* 任务说明:
把下面这些条目一字不差地照抄一遍，一行都不要漏。

━━ 原始数据

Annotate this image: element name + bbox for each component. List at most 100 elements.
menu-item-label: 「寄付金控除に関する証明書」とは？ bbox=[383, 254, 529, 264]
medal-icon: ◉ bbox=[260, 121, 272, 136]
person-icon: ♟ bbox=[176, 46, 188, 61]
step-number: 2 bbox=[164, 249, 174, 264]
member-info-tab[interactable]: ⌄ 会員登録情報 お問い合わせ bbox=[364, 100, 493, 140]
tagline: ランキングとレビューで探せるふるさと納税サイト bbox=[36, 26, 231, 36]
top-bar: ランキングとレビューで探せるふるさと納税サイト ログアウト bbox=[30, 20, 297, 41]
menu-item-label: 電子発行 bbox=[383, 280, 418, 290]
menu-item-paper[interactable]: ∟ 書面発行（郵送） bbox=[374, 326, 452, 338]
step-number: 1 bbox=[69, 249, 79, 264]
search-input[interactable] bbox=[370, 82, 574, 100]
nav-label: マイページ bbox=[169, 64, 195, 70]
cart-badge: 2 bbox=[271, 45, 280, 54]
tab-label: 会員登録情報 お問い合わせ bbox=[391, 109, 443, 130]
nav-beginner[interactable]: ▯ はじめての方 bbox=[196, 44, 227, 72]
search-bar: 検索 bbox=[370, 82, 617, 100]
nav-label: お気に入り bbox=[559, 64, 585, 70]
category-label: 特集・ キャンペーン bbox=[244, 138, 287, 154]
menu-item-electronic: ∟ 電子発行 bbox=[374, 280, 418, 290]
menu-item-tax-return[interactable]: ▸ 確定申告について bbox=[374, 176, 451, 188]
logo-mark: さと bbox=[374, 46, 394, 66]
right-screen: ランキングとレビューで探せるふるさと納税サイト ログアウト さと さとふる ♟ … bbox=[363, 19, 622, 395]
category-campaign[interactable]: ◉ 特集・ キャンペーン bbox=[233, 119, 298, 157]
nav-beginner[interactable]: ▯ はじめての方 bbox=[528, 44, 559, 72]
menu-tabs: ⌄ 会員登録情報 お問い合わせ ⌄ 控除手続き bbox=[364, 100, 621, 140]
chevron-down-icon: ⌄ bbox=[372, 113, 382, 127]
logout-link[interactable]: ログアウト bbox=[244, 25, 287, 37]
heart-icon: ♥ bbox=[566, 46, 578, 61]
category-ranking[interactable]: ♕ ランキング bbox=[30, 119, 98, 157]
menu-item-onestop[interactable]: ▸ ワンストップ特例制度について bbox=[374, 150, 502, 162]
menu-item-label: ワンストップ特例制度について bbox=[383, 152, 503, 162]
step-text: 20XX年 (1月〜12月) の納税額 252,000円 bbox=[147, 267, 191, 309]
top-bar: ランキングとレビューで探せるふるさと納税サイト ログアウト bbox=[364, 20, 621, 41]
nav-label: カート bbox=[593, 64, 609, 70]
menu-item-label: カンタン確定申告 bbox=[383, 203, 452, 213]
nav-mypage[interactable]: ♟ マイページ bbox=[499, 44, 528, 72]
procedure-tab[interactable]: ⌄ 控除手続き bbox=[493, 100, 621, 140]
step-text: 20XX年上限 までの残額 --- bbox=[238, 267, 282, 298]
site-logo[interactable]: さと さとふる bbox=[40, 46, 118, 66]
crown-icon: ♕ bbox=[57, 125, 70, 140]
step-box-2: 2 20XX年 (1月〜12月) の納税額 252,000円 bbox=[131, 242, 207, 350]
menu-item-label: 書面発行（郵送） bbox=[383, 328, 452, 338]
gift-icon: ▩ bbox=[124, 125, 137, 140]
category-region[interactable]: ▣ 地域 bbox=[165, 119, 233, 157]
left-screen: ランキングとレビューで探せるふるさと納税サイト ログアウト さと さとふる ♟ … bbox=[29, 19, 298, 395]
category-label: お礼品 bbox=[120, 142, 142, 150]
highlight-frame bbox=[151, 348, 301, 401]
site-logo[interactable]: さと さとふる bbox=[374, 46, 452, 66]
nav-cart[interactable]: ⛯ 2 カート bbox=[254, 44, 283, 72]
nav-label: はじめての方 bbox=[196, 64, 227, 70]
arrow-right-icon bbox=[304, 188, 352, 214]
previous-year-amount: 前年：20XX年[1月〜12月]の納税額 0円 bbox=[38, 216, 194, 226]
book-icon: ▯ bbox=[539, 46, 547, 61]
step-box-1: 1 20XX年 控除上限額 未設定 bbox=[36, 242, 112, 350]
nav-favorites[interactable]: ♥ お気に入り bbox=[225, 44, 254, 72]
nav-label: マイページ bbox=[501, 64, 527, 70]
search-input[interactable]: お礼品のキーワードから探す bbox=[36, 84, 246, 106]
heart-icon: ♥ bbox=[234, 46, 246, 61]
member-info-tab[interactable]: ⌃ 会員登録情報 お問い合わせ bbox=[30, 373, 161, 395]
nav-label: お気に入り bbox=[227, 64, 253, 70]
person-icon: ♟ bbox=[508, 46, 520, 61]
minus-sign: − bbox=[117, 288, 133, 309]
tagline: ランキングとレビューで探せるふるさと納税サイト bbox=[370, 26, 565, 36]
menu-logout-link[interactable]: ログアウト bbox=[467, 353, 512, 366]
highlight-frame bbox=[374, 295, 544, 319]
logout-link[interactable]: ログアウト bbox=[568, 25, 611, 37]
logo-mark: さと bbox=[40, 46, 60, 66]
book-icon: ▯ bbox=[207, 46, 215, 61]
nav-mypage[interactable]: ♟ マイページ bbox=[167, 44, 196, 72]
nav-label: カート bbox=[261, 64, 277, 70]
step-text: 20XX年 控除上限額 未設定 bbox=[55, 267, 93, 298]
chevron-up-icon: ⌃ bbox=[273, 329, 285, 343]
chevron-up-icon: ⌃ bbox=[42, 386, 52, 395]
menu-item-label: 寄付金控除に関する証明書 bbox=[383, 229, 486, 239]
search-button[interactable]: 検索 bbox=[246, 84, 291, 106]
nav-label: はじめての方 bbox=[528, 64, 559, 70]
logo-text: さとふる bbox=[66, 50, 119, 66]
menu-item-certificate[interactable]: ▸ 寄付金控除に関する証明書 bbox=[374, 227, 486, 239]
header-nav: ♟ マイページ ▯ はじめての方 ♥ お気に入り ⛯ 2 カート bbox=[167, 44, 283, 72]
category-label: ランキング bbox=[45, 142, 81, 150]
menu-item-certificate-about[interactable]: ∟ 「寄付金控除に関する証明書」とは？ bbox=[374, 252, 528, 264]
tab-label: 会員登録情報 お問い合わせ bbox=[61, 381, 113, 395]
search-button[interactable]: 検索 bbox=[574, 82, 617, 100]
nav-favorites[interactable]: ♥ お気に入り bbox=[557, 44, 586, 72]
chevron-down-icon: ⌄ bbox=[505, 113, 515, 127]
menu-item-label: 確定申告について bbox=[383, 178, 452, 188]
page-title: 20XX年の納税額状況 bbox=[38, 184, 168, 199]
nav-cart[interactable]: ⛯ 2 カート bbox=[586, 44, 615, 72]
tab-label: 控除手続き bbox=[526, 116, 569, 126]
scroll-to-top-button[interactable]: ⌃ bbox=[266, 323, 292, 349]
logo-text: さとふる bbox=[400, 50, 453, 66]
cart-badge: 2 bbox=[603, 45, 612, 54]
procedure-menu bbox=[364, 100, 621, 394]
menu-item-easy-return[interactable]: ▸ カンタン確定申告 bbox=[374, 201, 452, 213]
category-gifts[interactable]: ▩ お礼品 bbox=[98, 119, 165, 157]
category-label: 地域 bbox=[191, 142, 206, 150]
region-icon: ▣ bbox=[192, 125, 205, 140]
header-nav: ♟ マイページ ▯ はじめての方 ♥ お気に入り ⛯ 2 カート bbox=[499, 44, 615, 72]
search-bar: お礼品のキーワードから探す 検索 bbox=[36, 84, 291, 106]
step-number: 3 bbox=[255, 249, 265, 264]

━━━━

* 结果:
Annotate this image: element name + bbox for each component. List at most 100 elements.
menu-item-label: 「寄付金控除に関する証明書」とは？ bbox=[383, 254, 529, 264]
medal-icon: ◉ bbox=[260, 121, 272, 136]
person-icon: ♟ bbox=[176, 46, 188, 61]
step-number: 2 bbox=[164, 249, 174, 264]
member-info-tab[interactable]: ⌄ 会員登録情報 お問い合わせ bbox=[364, 100, 493, 140]
tagline: ランキングとレビューで探せるふるさと納税サイト bbox=[36, 26, 231, 36]
top-bar: ランキングとレビューで探せるふるさと納税サイト ログアウト bbox=[30, 20, 297, 41]
menu-item-label: 電子発行 bbox=[383, 280, 418, 290]
menu-item-paper[interactable]: ∟ 書面発行（郵送） bbox=[374, 326, 452, 338]
step-number: 1 bbox=[69, 249, 79, 264]
search-input[interactable] bbox=[370, 82, 574, 100]
nav-label: マイページ bbox=[169, 64, 195, 70]
cart-badge: 2 bbox=[271, 45, 280, 54]
tab-label: 会員登録情報 お問い合わせ bbox=[391, 109, 443, 130]
nav-beginner[interactable]: ▯ はじめての方 bbox=[196, 44, 227, 72]
search-bar: 検索 bbox=[370, 82, 617, 100]
nav-label: お気に入り bbox=[559, 64, 585, 70]
category-label: 特集・ キャンペーン bbox=[244, 138, 287, 154]
menu-item-electronic: ∟ 電子発行 bbox=[374, 280, 418, 290]
menu-item-tax-return[interactable]: ▸ 確定申告について bbox=[374, 176, 451, 188]
logo-mark: さと bbox=[374, 46, 394, 66]
right-screen: ランキングとレビューで探せるふるさと納税サイト ログアウト さと さとふる ♟ … bbox=[363, 19, 622, 395]
category-campaign[interactable]: ◉ 特集・ キャンペーン bbox=[233, 119, 298, 157]
nav-beginner[interactable]: ▯ はじめての方 bbox=[528, 44, 559, 72]
menu-tabs: ⌄ 会員登録情報 お問い合わせ ⌄ 控除手続き bbox=[364, 100, 621, 140]
chevron-down-icon: ⌄ bbox=[372, 113, 382, 127]
logout-link[interactable]: ログアウト bbox=[244, 25, 287, 37]
heart-icon: ♥ bbox=[566, 46, 578, 61]
category-ranking[interactable]: ♕ ランキング bbox=[30, 119, 98, 157]
menu-item-onestop[interactable]: ▸ ワンストップ特例制度について bbox=[374, 150, 502, 162]
menu-item-label: ワンストップ特例制度について bbox=[383, 152, 503, 162]
step-text: 20XX年 (1月〜12月) の納税額 252,000円 bbox=[147, 267, 191, 309]
top-bar: ランキングとレビューで探せるふるさと納税サイト ログアウト bbox=[364, 20, 621, 41]
nav-label: カート bbox=[593, 64, 609, 70]
menu-item-label: カンタン確定申告 bbox=[383, 203, 452, 213]
nav-mypage[interactable]: ♟ マイページ bbox=[499, 44, 528, 72]
procedure-tab[interactable]: ⌄ 控除手続き bbox=[493, 100, 621, 140]
step-text: 20XX年上限 までの残額 --- bbox=[238, 267, 282, 298]
site-logo[interactable]: さと さとふる bbox=[40, 46, 118, 66]
crown-icon: ♕ bbox=[57, 125, 70, 140]
step-box-2: 2 20XX年 (1月〜12月) の納税額 252,000円 bbox=[131, 242, 207, 350]
menu-item-label: 書面発行（郵送） bbox=[383, 328, 452, 338]
gift-icon: ▩ bbox=[124, 125, 137, 140]
category-region[interactable]: ▣ 地域 bbox=[165, 119, 233, 157]
left-screen: ランキングとレビューで探せるふるさと納税サイト ログアウト さと さとふる ♟ … bbox=[29, 19, 298, 395]
category-label: お礼品 bbox=[120, 142, 142, 150]
highlight-frame bbox=[151, 348, 301, 401]
site-logo[interactable]: さと さとふる bbox=[374, 46, 452, 66]
nav-cart[interactable]: ⛯ 2 カート bbox=[254, 44, 283, 72]
nav-label: はじめての方 bbox=[196, 64, 227, 70]
arrow-right-icon bbox=[304, 188, 352, 214]
previous-year-amount: 前年：20XX年[1月〜12月]の納税額 0円 bbox=[38, 216, 194, 226]
book-icon: ▯ bbox=[539, 46, 547, 61]
step-box-1: 1 20XX年 控除上限額 未設定 bbox=[36, 242, 112, 350]
nav-favorites[interactable]: ♥ お気に入り bbox=[225, 44, 254, 72]
nav-label: マイページ bbox=[501, 64, 527, 70]
search-input[interactable]: お礼品のキーワードから探す bbox=[36, 84, 246, 106]
heart-icon: ♥ bbox=[234, 46, 246, 61]
member-info-tab[interactable]: ⌃ 会員登録情報 お問い合わせ bbox=[30, 373, 161, 395]
nav-label: お気に入り bbox=[227, 64, 253, 70]
person-icon: ♟ bbox=[508, 46, 520, 61]
minus-sign: − bbox=[117, 288, 133, 309]
tagline: ランキングとレビューで探せるふるさと納税サイト bbox=[370, 26, 565, 36]
menu-logout-link[interactable]: ログアウト bbox=[467, 353, 512, 366]
highlight-frame bbox=[374, 295, 544, 319]
logout-link[interactable]: ログアウト bbox=[568, 25, 611, 37]
logo-mark: さと bbox=[40, 46, 60, 66]
book-icon: ▯ bbox=[207, 46, 215, 61]
nav-mypage[interactable]: ♟ マイページ bbox=[167, 44, 196, 72]
nav-label: カート bbox=[261, 64, 277, 70]
step-text: 20XX年 控除上限額 未設定 bbox=[55, 267, 93, 298]
chevron-up-icon: ⌃ bbox=[273, 329, 285, 343]
chevron-up-icon: ⌃ bbox=[42, 386, 52, 395]
menu-item-label: 寄付金控除に関する証明書 bbox=[383, 229, 486, 239]
search-button[interactable]: 検索 bbox=[246, 84, 291, 106]
nav-label: はじめての方 bbox=[528, 64, 559, 70]
logo-text: さとふる bbox=[66, 50, 119, 66]
menu-item-certificate[interactable]: ▸ 寄付金控除に関する証明書 bbox=[374, 227, 486, 239]
header-nav: ♟ マイページ ▯ はじめての方 ♥ お気に入り ⛯ 2 カート bbox=[167, 44, 283, 72]
category-label: ランキング bbox=[45, 142, 81, 150]
menu-item-certificate-about[interactable]: ∟ 「寄付金控除に関する証明書」とは？ bbox=[374, 252, 528, 264]
tab-label: 会員登録情報 お問い合わせ bbox=[61, 381, 113, 395]
search-button[interactable]: 検索 bbox=[574, 82, 617, 100]
nav-favorites[interactable]: ♥ お気に入り bbox=[557, 44, 586, 72]
chevron-down-icon: ⌄ bbox=[505, 113, 515, 127]
menu-item-label: 確定申告について bbox=[383, 178, 452, 188]
page-title: 20XX年の納税額状況 bbox=[38, 184, 168, 199]
nav-cart[interactable]: ⛯ 2 カート bbox=[586, 44, 615, 72]
tab-label: 控除手続き bbox=[526, 116, 569, 126]
scroll-to-top-button[interactable]: ⌃ bbox=[266, 323, 292, 349]
logo-text: さとふる bbox=[400, 50, 453, 66]
cart-badge: 2 bbox=[603, 45, 612, 54]
procedure-menu bbox=[364, 100, 621, 394]
menu-item-easy-return[interactable]: ▸ カンタン確定申告 bbox=[374, 201, 452, 213]
category-gifts[interactable]: ▩ お礼品 bbox=[98, 119, 165, 157]
category-label: 地域 bbox=[191, 142, 206, 150]
region-icon: ▣ bbox=[192, 125, 205, 140]
header-nav: ♟ マイページ ▯ はじめての方 ♥ お気に入り ⛯ 2 カート bbox=[499, 44, 615, 72]
search-bar: お礼品のキーワードから探す 検索 bbox=[36, 84, 291, 106]
step-number: 3 bbox=[255, 249, 265, 264]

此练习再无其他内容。